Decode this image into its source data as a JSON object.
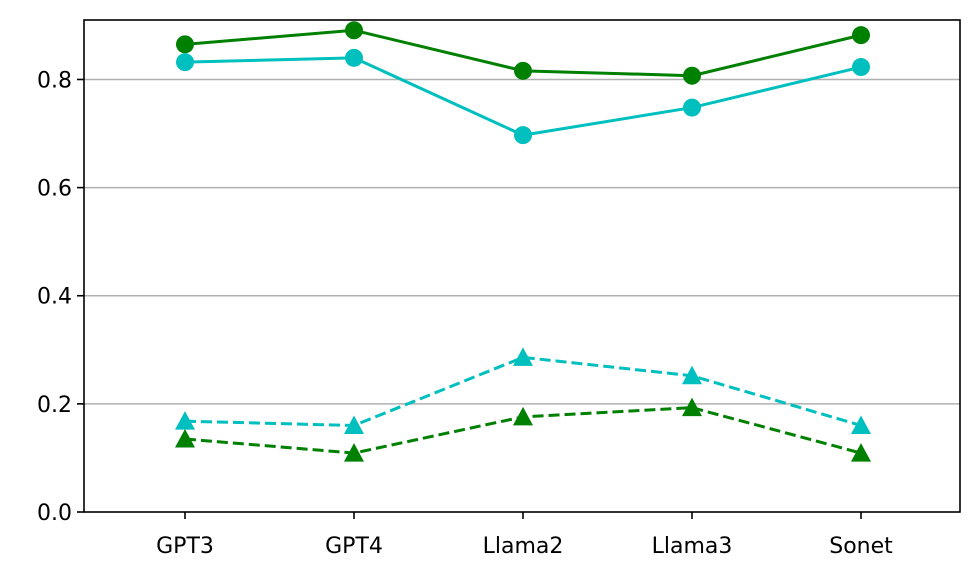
{
  "chart_data": {
    "type": "line",
    "title": "",
    "xlabel": "",
    "ylabel": "",
    "categories": [
      "GPT3",
      "GPT4",
      "Llama2",
      "Llama3",
      "Sonet"
    ],
    "ylim": [
      0.0,
      0.91
    ],
    "yticks": [
      0.0,
      0.2,
      0.4,
      0.6,
      0.8
    ],
    "ytick_labels": [
      "0.0",
      "0.2",
      "0.4",
      "0.6",
      "0.8"
    ],
    "grid": "y-major",
    "legend": "none",
    "series": [
      {
        "values": [
          0.865,
          0.891,
          0.816,
          0.807,
          0.882
        ],
        "color": "#008000",
        "marker": "circle",
        "linestyle": "solid"
      },
      {
        "values": [
          0.832,
          0.84,
          0.697,
          0.748,
          0.823
        ],
        "color": "#00bfbf",
        "marker": "circle",
        "linestyle": "solid"
      },
      {
        "values": [
          0.168,
          0.16,
          0.286,
          0.252,
          0.16
        ],
        "color": "#00bfbf",
        "marker": "triangle",
        "linestyle": "dashed"
      },
      {
        "values": [
          0.135,
          0.109,
          0.176,
          0.193,
          0.109
        ],
        "color": "#008000",
        "marker": "triangle",
        "linestyle": "dashed"
      }
    ]
  }
}
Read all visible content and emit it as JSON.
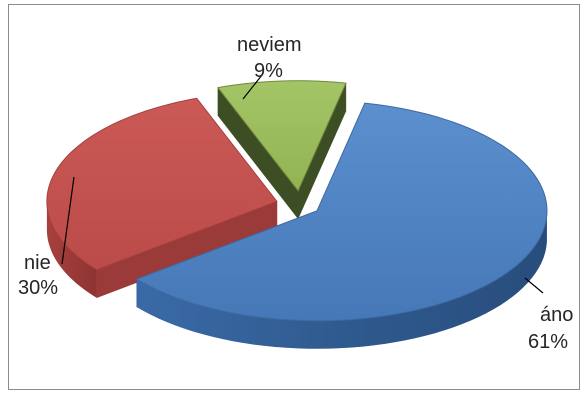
{
  "chart_data": {
    "type": "pie",
    "style": "3d-exploded",
    "slices": [
      {
        "label": "áno",
        "value": 61,
        "value_label": "61%",
        "color": "#4f81bd"
      },
      {
        "label": "nie",
        "value": 30,
        "value_label": "30%",
        "color": "#c0504d"
      },
      {
        "label": "neviem",
        "value": 9,
        "value_label": "9%",
        "color": "#9bbb59"
      }
    ],
    "legend": "none",
    "data_labels": "outside with leader lines"
  }
}
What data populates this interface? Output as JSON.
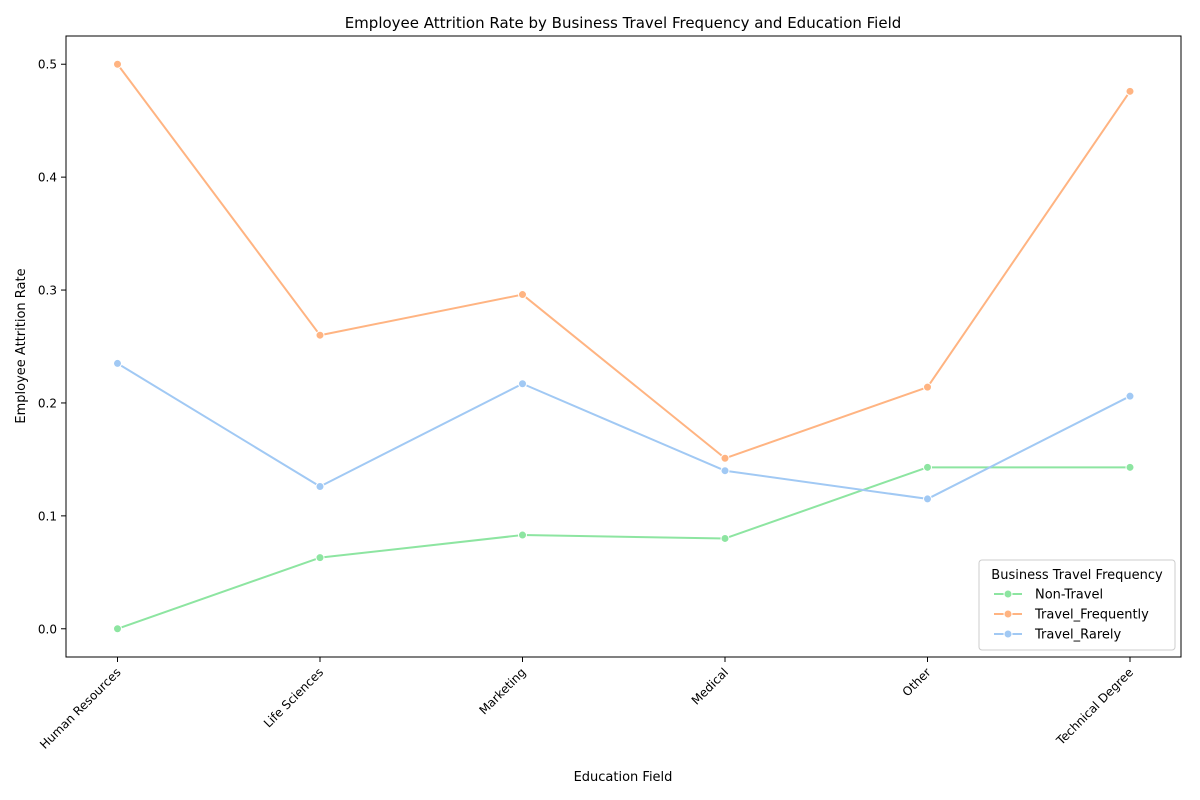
{
  "chart_data": {
    "type": "line",
    "title": "Employee Attrition Rate by Business Travel Frequency and Education Field",
    "xlabel": "Education Field",
    "ylabel": "Employee Attrition Rate",
    "categories": [
      "Human Resources",
      "Life Sciences",
      "Marketing",
      "Medical",
      "Other",
      "Technical Degree"
    ],
    "ylim": [
      -0.025,
      0.525
    ],
    "yticks": [
      0.0,
      0.1,
      0.2,
      0.3,
      0.4,
      0.5
    ],
    "ytick_labels": [
      "0.0",
      "0.1",
      "0.2",
      "0.3",
      "0.4",
      "0.5"
    ],
    "grid": false,
    "legend": {
      "title": "Business Travel Frequency",
      "position": "lower-right"
    },
    "series": [
      {
        "name": "Non-Travel",
        "color": "#8de5a1",
        "values": [
          0.0,
          0.063,
          0.083,
          0.08,
          0.143,
          0.143
        ]
      },
      {
        "name": "Travel_Frequently",
        "color": "#ffb482",
        "values": [
          0.5,
          0.26,
          0.296,
          0.151,
          0.214,
          0.476
        ]
      },
      {
        "name": "Travel_Rarely",
        "color": "#a1c9f4",
        "values": [
          0.235,
          0.126,
          0.217,
          0.14,
          0.115,
          0.206
        ]
      }
    ]
  }
}
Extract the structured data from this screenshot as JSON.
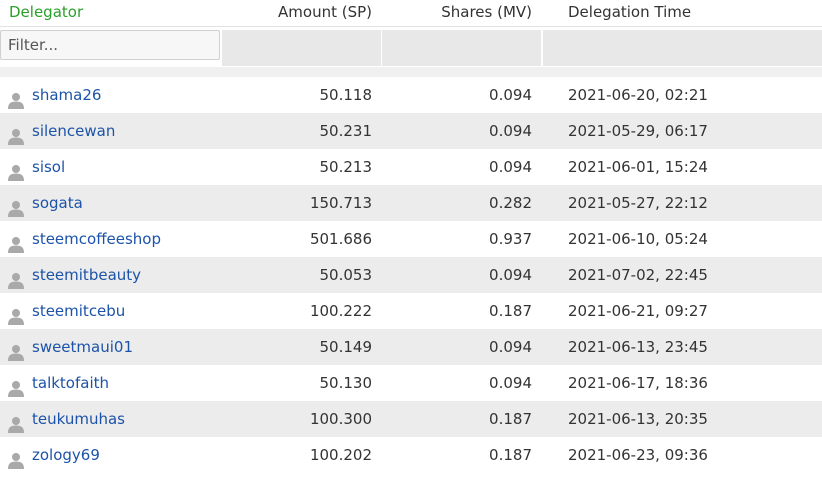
{
  "table": {
    "headers": {
      "delegator": "Delegator",
      "amount": "Amount (SP)",
      "shares": "Shares (MV)",
      "time": "Delegation Time"
    },
    "filter_placeholder": "Filter...",
    "rows": [
      {
        "user": "shama26",
        "amount": "50.118",
        "shares": "0.094",
        "time": "2021-06-20, 02:21"
      },
      {
        "user": "silencewan",
        "amount": "50.231",
        "shares": "0.094",
        "time": "2021-05-29, 06:17"
      },
      {
        "user": "sisol",
        "amount": "50.213",
        "shares": "0.094",
        "time": "2021-06-01, 15:24"
      },
      {
        "user": "sogata",
        "amount": "150.713",
        "shares": "0.282",
        "time": "2021-05-27, 22:12"
      },
      {
        "user": "steemcoffeeshop",
        "amount": "501.686",
        "shares": "0.937",
        "time": "2021-06-10, 05:24"
      },
      {
        "user": "steemitbeauty",
        "amount": "50.053",
        "shares": "0.094",
        "time": "2021-07-02, 22:45"
      },
      {
        "user": "steemitcebu",
        "amount": "100.222",
        "shares": "0.187",
        "time": "2021-06-21, 09:27"
      },
      {
        "user": "sweetmaui01",
        "amount": "50.149",
        "shares": "0.094",
        "time": "2021-06-13, 23:45"
      },
      {
        "user": "talktofaith",
        "amount": "50.130",
        "shares": "0.094",
        "time": "2021-06-17, 18:36"
      },
      {
        "user": "teukumuhas",
        "amount": "100.300",
        "shares": "0.187",
        "time": "2021-06-13, 20:35"
      },
      {
        "user": "zology69",
        "amount": "100.202",
        "shares": "0.187",
        "time": "2021-06-23, 09:36"
      }
    ]
  },
  "icons": {
    "user": "user-icon"
  },
  "colors": {
    "header_active": "#2aa02a",
    "link": "#1c53a8",
    "row_alt": "#ececec"
  }
}
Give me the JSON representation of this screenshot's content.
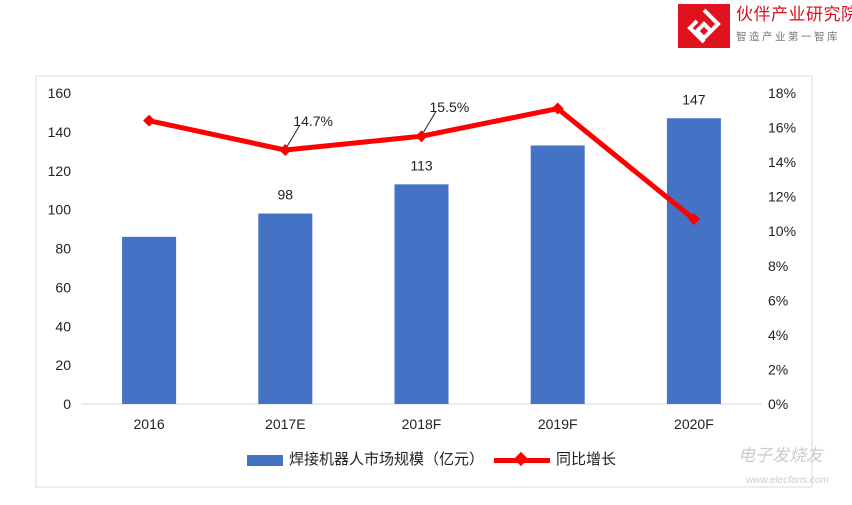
{
  "logo": {
    "title": "伙伴产业研究院",
    "subtitle": "智造产业第一智库"
  },
  "watermark": {
    "title": "电子发烧友",
    "url": "www.elecfans.com"
  },
  "chart_data": {
    "type": "bar+line",
    "categories": [
      "2016",
      "2017E",
      "2018F",
      "2019F",
      "2020F"
    ],
    "series": [
      {
        "name": "焊接机器人市场规模（亿元）",
        "type": "bar",
        "axis": "left",
        "color": "#4472c4",
        "values": [
          86,
          98,
          113,
          133,
          147
        ],
        "labels": [
          null,
          "98",
          "113",
          null,
          "147"
        ]
      },
      {
        "name": "同比增长",
        "type": "line",
        "axis": "right",
        "color": "#ff0000",
        "values": [
          16.4,
          14.7,
          15.5,
          17.1,
          10.7
        ],
        "labels": [
          null,
          "14.7%",
          "15.5%",
          null,
          null
        ]
      }
    ],
    "yleft": {
      "min": 0,
      "max": 160,
      "ticks": [
        "0",
        "20",
        "40",
        "60",
        "80",
        "100",
        "120",
        "140",
        "160"
      ]
    },
    "yright": {
      "min": 0,
      "max": 18,
      "ticks": [
        "0%",
        "2%",
        "4%",
        "6%",
        "8%",
        "10%",
        "12%",
        "14%",
        "16%",
        "18%"
      ]
    },
    "grid": false,
    "legend": "bottom"
  }
}
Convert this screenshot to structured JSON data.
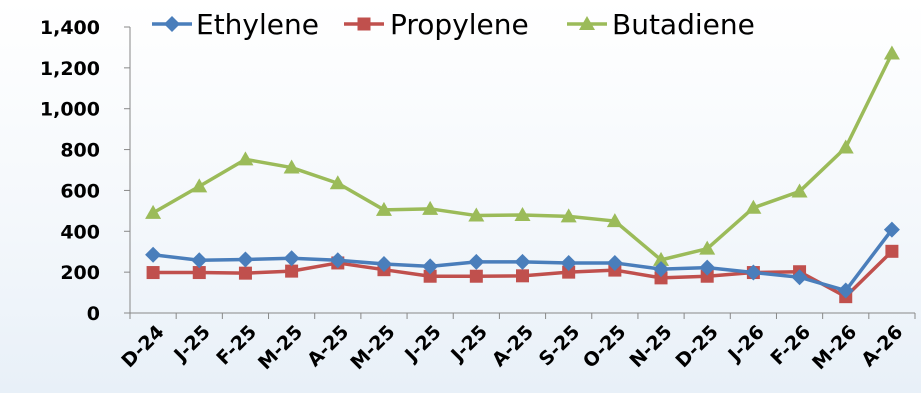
{
  "chart_data": {
    "type": "line",
    "categories": [
      "D-24",
      "J-25",
      "F-25",
      "M-25",
      "A-25",
      "M-25",
      "J-25",
      "J-25",
      "A-25",
      "S-25",
      "O-25",
      "N-25",
      "D-25",
      "J-26",
      "F-26",
      "M-26",
      "A-26"
    ],
    "series": [
      {
        "name": "Ethylene",
        "color": "#4a7ebb",
        "marker": "diamond",
        "values": [
          285,
          258,
          262,
          268,
          258,
          240,
          228,
          250,
          250,
          245,
          245,
          215,
          222,
          198,
          175,
          110,
          408
        ]
      },
      {
        "name": "Propylene",
        "color": "#c0504d",
        "marker": "square",
        "values": [
          198,
          198,
          195,
          205,
          245,
          212,
          180,
          180,
          182,
          200,
          210,
          172,
          180,
          198,
          202,
          80,
          302
        ]
      },
      {
        "name": "Butadiene",
        "color": "#9bbb59",
        "marker": "triangle",
        "values": [
          490,
          620,
          752,
          712,
          635,
          505,
          510,
          477,
          480,
          473,
          450,
          260,
          315,
          515,
          595,
          810,
          1270
        ]
      }
    ],
    "ylim": [
      0,
      1400
    ],
    "yticks": [
      0,
      200,
      400,
      600,
      800,
      1000,
      1200,
      1400
    ],
    "ytick_labels": [
      "0",
      "200",
      "400",
      "600",
      "800",
      "1,000",
      "1,200",
      "1,400"
    ],
    "grid": false,
    "legend": "top",
    "title": "",
    "xlabel": "",
    "ylabel": ""
  }
}
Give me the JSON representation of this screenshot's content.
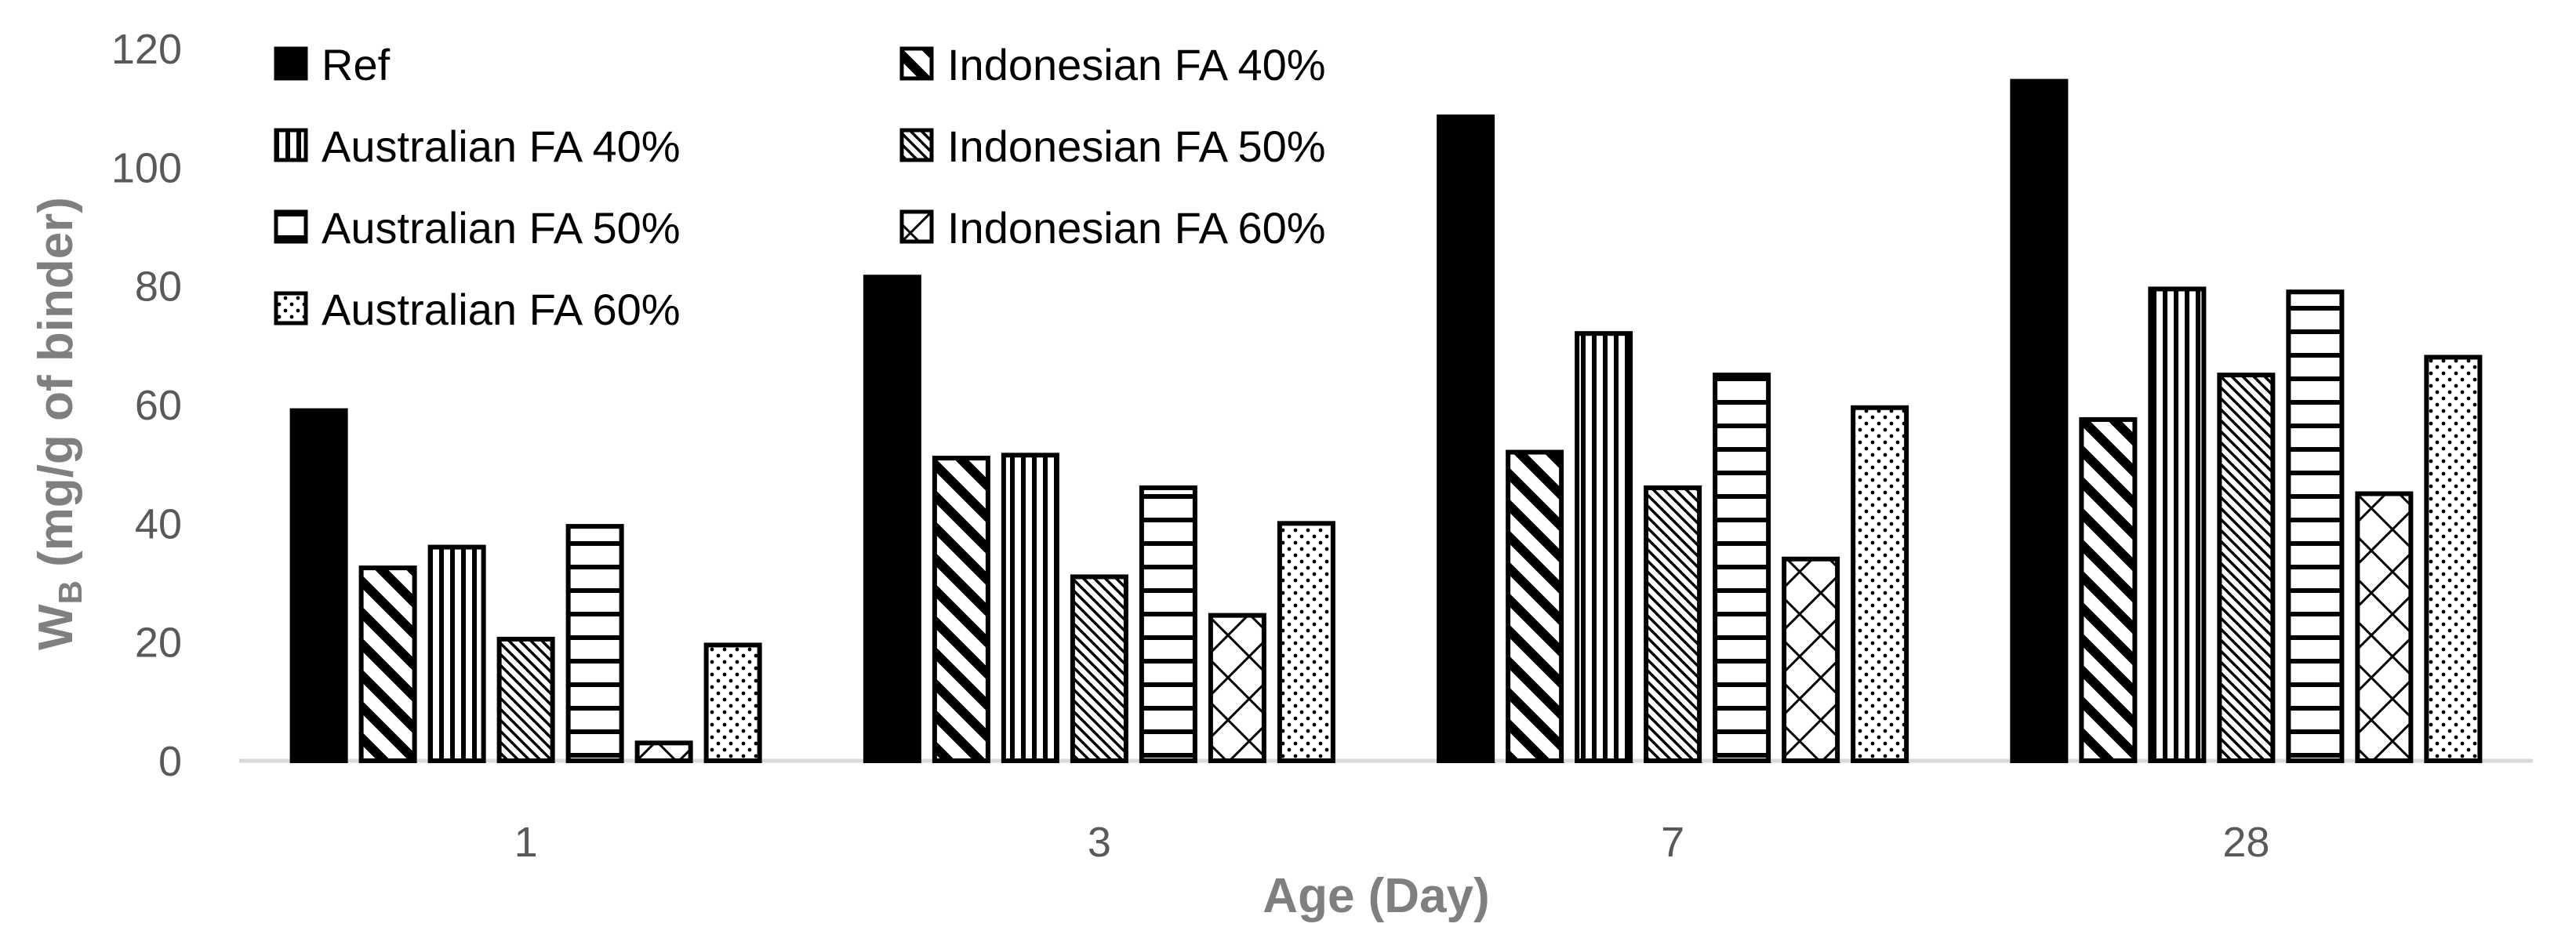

######

* Task directions
Show, from the material above, each line that includes the string "time".

* Task result
      "time": "Delegation Time"
        "time": "2021-06-20, 02:21"
        "time": "2021-05-29, 06:17"
        "time": "2021-06-01, 15:24"
        "time": "2021-05-27, 22:12"
        "time": "2021-06-10, 05:24"
        "time": "2021-07-02, 22:45"
        "time": "2021-06-21, 09:27"
        "time": "2021-06-13, 23:45"
        "time": "2021-06-17, 18:36"
        "time": "2021-06-13, 20:35"
        "time": "2021-06-23, 09:36"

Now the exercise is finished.